• _CHALLENGE_: Copy out all of the material exactly as presented.

• _SUPPLIED ENTRIES_:
::::::::
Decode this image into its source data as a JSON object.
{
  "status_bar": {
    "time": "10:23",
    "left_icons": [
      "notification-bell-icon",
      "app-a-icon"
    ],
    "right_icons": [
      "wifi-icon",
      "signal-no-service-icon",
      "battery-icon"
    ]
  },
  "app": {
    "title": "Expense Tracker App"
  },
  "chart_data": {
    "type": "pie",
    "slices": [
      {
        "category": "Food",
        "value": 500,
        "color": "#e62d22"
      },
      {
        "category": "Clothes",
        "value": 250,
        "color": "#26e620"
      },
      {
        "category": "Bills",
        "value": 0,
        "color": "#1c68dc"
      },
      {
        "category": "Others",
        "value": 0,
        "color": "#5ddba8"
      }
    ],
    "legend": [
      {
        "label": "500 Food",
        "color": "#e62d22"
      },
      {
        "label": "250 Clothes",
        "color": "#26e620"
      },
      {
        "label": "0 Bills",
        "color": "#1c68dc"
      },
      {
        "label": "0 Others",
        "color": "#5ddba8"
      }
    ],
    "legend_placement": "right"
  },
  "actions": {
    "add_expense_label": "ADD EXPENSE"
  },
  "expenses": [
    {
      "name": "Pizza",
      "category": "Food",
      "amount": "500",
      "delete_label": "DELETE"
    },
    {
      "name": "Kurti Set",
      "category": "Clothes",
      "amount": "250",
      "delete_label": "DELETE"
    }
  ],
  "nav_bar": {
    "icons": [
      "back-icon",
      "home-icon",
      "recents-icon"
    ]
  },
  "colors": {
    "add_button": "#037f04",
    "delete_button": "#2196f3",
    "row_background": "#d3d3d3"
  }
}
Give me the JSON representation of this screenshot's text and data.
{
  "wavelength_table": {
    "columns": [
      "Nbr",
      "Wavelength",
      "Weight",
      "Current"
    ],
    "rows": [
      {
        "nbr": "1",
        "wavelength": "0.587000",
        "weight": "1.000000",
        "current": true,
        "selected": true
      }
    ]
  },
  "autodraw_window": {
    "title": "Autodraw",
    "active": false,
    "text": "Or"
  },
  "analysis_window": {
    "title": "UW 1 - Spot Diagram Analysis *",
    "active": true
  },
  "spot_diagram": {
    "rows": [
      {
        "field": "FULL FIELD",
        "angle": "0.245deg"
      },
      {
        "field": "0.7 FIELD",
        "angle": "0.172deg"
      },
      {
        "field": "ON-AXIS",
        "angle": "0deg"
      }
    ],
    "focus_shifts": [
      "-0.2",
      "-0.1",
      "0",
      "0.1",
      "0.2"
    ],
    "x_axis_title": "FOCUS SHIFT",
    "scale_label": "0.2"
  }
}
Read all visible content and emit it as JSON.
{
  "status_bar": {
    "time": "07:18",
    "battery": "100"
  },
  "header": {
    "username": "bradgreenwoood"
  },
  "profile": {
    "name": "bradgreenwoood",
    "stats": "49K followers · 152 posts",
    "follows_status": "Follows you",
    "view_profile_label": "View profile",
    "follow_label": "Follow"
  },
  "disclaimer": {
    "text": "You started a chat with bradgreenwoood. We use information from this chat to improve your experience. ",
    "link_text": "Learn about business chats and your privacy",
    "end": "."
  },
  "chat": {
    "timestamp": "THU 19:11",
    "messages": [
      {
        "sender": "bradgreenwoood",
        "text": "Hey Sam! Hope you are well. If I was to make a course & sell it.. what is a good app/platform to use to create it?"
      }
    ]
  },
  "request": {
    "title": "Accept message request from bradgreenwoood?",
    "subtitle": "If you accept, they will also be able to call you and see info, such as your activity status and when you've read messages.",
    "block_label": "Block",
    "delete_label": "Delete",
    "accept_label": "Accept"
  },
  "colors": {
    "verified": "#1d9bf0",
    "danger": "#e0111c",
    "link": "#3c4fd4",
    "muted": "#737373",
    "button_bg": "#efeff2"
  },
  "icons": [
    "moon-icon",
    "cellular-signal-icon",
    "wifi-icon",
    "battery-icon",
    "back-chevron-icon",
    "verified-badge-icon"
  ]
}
::::::::
• _ANSWER BELOW_:
Decode this image into its source data as a JSON object.
{
  "status_bar": {
    "time": "10:23",
    "left_icons": [
      "notification-bell-icon",
      "app-a-icon"
    ],
    "right_icons": [
      "wifi-icon",
      "signal-no-service-icon",
      "battery-icon"
    ]
  },
  "app": {
    "title": "Expense Tracker App"
  },
  "chart_data": {
    "type": "pie",
    "slices": [
      {
        "category": "Food",
        "value": 500,
        "color": "#e62d22"
      },
      {
        "category": "Clothes",
        "value": 250,
        "color": "#26e620"
      },
      {
        "category": "Bills",
        "value": 0,
        "color": "#1c68dc"
      },
      {
        "category": "Others",
        "value": 0,
        "color": "#5ddba8"
      }
    ],
    "legend": [
      {
        "label": "500 Food",
        "color": "#e62d22"
      },
      {
        "label": "250 Clothes",
        "color": "#26e620"
      },
      {
        "label": "0 Bills",
        "color": "#1c68dc"
      },
      {
        "label": "0 Others",
        "color": "#5ddba8"
      }
    ],
    "legend_placement": "right"
  },
  "actions": {
    "add_expense_label": "ADD EXPENSE"
  },
  "expenses": [
    {
      "name": "Pizza",
      "category": "Food",
      "amount": "500",
      "delete_label": "DELETE"
    },
    {
      "name": "Kurti Set",
      "category": "Clothes",
      "amount": "250",
      "delete_label": "DELETE"
    }
  ],
  "nav_bar": {
    "icons": [
      "back-icon",
      "home-icon",
      "recents-icon"
    ]
  },
  "colors": {
    "add_button": "#037f04",
    "delete_button": "#2196f3",
    "row_background": "#d3d3d3"
  }
}
Give me the JSON representation of this screenshot's text and data.
{
  "wavelength_table": {
    "columns": [
      "Nbr",
      "Wavelength",
      "Weight",
      "Current"
    ],
    "rows": [
      {
        "nbr": "1",
        "wavelength": "0.587000",
        "weight": "1.000000",
        "current": true,
        "selected": true
      }
    ]
  },
  "autodraw_window": {
    "title": "Autodraw",
    "active": false,
    "text": "Or"
  },
  "analysis_window": {
    "title": "UW 1 - Spot Diagram Analysis *",
    "active": true
  },
  "spot_diagram": {
    "rows": [
      {
        "field": "FULL FIELD",
        "angle": "0.245deg"
      },
      {
        "field": "0.7 FIELD",
        "angle": "0.172deg"
      },
      {
        "field": "ON-AXIS",
        "angle": "0deg"
      }
    ],
    "focus_shifts": [
      "-0.2",
      "-0.1",
      "0",
      "0.1",
      "0.2"
    ],
    "x_axis_title": "FOCUS SHIFT",
    "scale_label": "0.2"
  }
}
Read all visible content and emit it as JSON.
{
  "status_bar": {
    "time": "07:18",
    "battery": "100"
  },
  "header": {
    "username": "bradgreenwoood"
  },
  "profile": {
    "name": "bradgreenwoood",
    "stats": "49K followers · 152 posts",
    "follows_status": "Follows you",
    "view_profile_label": "View profile",
    "follow_label": "Follow"
  },
  "disclaimer": {
    "text": "You started a chat with bradgreenwoood. We use information from this chat to improve your experience. ",
    "link_text": "Learn about business chats and your privacy",
    "end": "."
  },
  "chat": {
    "timestamp": "THU 19:11",
    "messages": [
      {
        "sender": "bradgreenwoood",
        "text": "Hey Sam! Hope you are well. If I was to make a course & sell it.. what is a good app/platform to use to create it?"
      }
    ]
  },
  "request": {
    "title": "Accept message request from bradgreenwoood?",
    "subtitle": "If you accept, they will also be able to call you and see info, such as your activity status and when you've read messages.",
    "block_label": "Block",
    "delete_label": "Delete",
    "accept_label": "Accept"
  },
  "colors": {
    "verified": "#1d9bf0",
    "danger": "#e0111c",
    "link": "#3c4fd4",
    "muted": "#737373",
    "button_bg": "#efeff2"
  },
  "icons": [
    "moon-icon",
    "cellular-signal-icon",
    "wifi-icon",
    "battery-icon",
    "back-chevron-icon",
    "verified-badge-icon"
  ]
}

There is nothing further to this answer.